### What is required
Your task is to locate every line holding the string "screenshot" and to copy each of them.

─── Source records ───

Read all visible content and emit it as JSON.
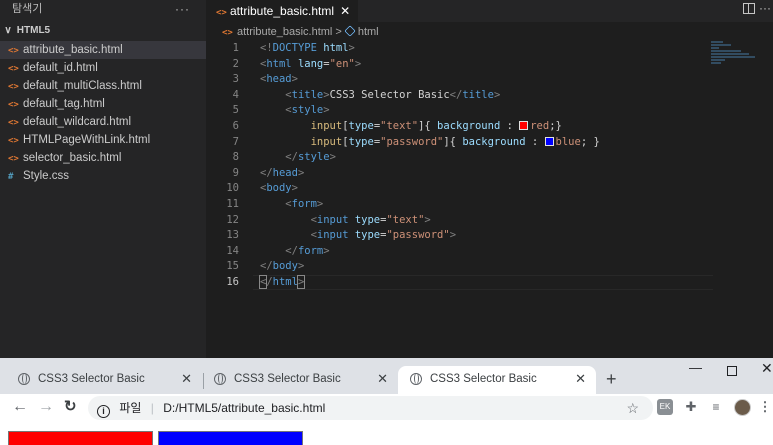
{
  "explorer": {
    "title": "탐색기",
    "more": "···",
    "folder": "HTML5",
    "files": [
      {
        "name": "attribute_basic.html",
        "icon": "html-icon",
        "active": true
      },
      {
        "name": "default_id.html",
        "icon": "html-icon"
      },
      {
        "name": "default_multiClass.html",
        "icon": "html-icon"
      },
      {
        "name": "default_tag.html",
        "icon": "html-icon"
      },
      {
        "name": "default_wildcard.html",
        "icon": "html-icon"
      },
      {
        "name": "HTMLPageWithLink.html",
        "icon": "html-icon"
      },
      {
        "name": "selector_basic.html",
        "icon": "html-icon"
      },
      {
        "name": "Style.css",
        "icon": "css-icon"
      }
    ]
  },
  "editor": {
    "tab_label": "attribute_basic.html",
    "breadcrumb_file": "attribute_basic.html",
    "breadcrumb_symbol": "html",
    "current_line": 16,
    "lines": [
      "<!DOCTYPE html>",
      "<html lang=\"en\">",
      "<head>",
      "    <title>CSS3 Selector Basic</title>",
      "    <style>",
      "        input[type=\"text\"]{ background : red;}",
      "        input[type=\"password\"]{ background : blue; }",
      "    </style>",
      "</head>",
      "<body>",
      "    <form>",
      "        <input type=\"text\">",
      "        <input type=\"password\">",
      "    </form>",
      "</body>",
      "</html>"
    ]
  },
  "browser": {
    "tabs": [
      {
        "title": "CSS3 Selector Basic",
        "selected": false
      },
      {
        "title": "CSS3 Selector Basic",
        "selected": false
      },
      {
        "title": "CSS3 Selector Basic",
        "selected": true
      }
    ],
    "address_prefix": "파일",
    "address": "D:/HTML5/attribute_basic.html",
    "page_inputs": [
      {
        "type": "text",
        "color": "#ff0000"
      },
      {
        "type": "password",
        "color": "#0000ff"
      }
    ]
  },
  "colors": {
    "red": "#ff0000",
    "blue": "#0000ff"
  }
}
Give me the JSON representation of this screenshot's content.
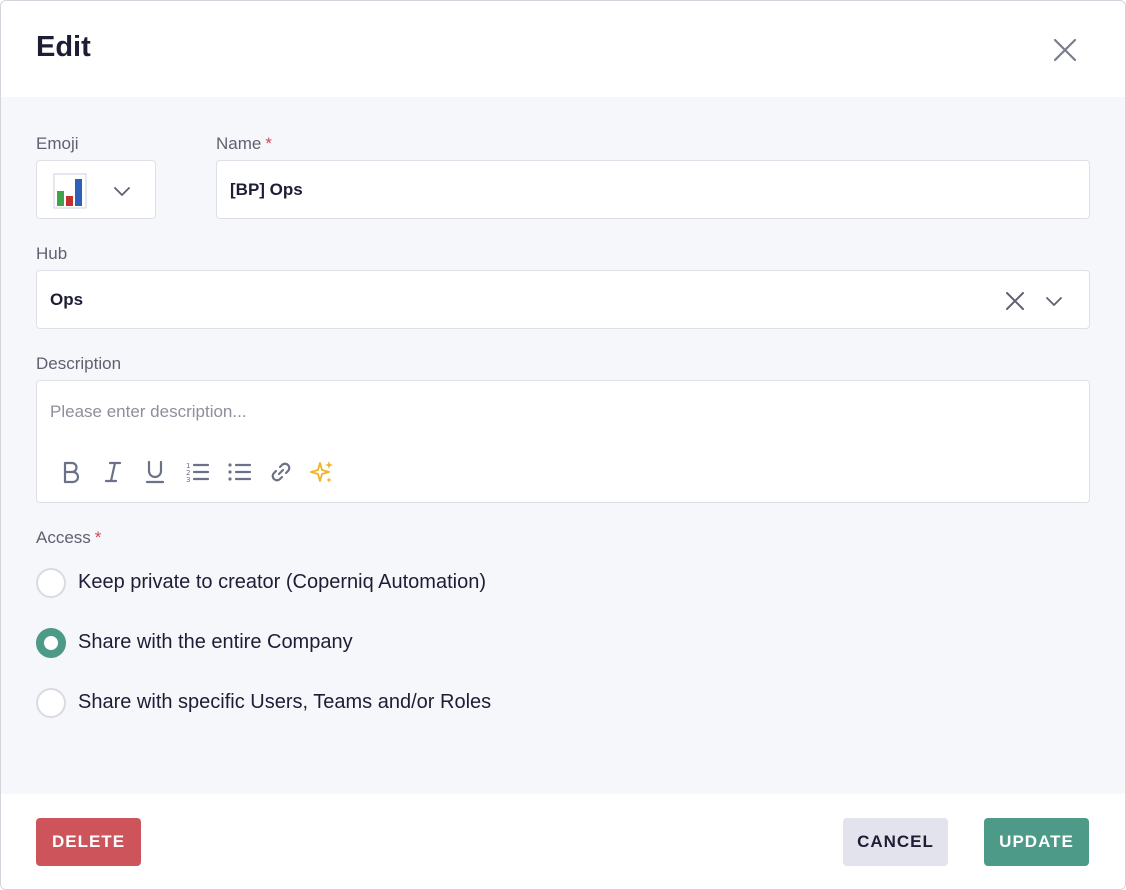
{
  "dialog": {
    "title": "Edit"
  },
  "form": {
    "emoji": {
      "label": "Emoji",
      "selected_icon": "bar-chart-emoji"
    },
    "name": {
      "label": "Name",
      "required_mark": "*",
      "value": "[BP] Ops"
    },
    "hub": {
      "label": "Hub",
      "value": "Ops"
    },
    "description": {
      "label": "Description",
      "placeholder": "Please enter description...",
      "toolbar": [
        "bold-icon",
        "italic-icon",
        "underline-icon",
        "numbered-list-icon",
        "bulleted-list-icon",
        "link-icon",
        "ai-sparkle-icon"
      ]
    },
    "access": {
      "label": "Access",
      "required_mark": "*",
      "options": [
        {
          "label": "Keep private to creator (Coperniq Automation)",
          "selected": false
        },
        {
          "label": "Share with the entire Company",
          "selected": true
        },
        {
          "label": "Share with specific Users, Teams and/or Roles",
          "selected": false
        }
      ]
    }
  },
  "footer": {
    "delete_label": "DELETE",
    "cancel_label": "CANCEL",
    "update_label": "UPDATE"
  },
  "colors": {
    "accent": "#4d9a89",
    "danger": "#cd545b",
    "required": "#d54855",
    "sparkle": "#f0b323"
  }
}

───
─── Source records ───

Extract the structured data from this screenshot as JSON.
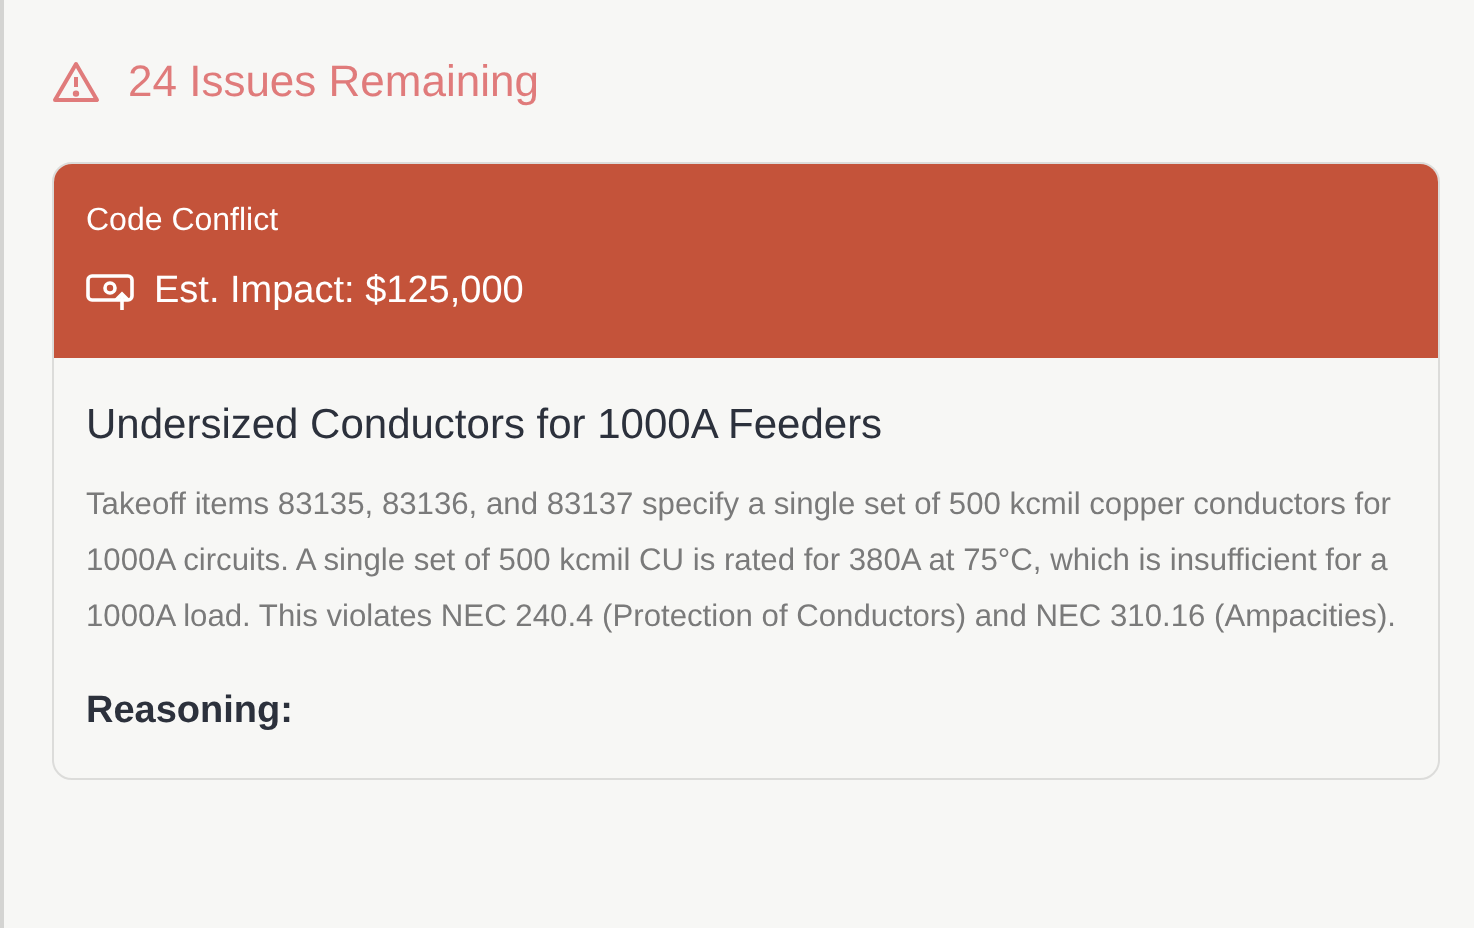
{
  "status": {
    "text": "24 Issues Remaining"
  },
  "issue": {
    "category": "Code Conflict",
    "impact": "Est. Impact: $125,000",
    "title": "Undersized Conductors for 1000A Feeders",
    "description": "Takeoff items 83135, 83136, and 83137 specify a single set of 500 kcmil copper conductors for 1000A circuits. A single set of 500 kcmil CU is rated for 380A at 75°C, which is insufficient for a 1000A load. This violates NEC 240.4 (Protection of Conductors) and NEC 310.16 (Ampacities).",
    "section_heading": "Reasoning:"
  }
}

───
─── Source records ───

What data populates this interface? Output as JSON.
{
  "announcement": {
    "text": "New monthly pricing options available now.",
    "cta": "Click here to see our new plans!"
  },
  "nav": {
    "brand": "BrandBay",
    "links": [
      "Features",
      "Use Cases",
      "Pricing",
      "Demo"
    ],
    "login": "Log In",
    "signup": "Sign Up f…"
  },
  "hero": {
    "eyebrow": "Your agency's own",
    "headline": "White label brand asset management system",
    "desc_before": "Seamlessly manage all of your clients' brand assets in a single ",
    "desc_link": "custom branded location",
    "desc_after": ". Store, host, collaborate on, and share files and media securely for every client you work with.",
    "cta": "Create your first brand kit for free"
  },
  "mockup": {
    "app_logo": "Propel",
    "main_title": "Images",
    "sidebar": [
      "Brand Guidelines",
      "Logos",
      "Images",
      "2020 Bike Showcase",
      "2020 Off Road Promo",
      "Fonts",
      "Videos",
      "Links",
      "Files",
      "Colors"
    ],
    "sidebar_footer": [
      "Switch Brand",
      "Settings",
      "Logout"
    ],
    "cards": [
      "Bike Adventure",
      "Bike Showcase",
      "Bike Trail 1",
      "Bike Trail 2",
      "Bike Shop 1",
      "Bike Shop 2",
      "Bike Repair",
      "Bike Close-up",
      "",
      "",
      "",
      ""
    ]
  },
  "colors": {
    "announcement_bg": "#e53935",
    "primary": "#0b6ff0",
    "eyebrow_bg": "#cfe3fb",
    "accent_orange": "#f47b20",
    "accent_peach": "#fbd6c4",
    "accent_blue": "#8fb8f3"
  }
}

───

### Expected answer
Give me the JSON representation of this screenshot's content.
Extract the structured data from this screenshot as JSON.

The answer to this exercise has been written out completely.